Aim: Locate all lines in the data below that hold "frais" and show them.

Given data:
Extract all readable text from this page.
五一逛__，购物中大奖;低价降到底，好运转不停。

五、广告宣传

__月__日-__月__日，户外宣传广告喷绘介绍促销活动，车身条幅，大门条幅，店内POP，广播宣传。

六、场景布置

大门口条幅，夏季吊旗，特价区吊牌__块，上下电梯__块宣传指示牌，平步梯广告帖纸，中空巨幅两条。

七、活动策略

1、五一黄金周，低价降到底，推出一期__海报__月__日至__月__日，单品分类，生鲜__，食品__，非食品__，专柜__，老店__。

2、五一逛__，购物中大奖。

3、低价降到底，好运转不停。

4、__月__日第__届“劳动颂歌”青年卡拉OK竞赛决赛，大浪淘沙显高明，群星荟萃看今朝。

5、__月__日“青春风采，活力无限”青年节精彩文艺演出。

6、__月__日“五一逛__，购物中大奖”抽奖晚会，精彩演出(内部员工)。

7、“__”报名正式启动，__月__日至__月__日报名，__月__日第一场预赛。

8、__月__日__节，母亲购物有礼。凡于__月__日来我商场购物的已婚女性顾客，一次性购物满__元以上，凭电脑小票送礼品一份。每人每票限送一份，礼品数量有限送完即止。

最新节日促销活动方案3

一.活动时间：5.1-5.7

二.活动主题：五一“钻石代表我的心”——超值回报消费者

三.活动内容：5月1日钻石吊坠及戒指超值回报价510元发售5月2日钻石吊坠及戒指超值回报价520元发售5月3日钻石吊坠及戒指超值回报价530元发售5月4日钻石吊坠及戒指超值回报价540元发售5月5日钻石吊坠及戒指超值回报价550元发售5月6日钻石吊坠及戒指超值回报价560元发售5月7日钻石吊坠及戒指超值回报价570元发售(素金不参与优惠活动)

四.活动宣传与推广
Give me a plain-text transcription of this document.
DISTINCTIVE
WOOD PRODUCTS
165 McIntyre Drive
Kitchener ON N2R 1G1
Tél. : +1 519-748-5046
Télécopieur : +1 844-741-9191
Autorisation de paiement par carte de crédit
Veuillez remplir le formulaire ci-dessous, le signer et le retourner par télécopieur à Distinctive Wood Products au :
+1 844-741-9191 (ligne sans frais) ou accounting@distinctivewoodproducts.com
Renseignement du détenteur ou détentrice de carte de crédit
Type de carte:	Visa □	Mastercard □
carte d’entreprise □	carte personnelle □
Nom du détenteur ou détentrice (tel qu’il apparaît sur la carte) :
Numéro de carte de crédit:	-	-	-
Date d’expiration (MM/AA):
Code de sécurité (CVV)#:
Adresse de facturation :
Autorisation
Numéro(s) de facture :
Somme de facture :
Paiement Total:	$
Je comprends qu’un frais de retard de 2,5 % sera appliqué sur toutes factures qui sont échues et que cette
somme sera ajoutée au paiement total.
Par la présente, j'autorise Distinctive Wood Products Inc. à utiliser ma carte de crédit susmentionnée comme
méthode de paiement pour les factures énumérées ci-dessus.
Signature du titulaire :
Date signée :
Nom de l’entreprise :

Result of this exercise:
+1 844-741-9191 (ligne sans frais) ou accounting@distinctivewoodproducts.com
Je comprends qu’un frais de retard de 2,5 % sera appliqué sur toutes factures qui sont échues et que cette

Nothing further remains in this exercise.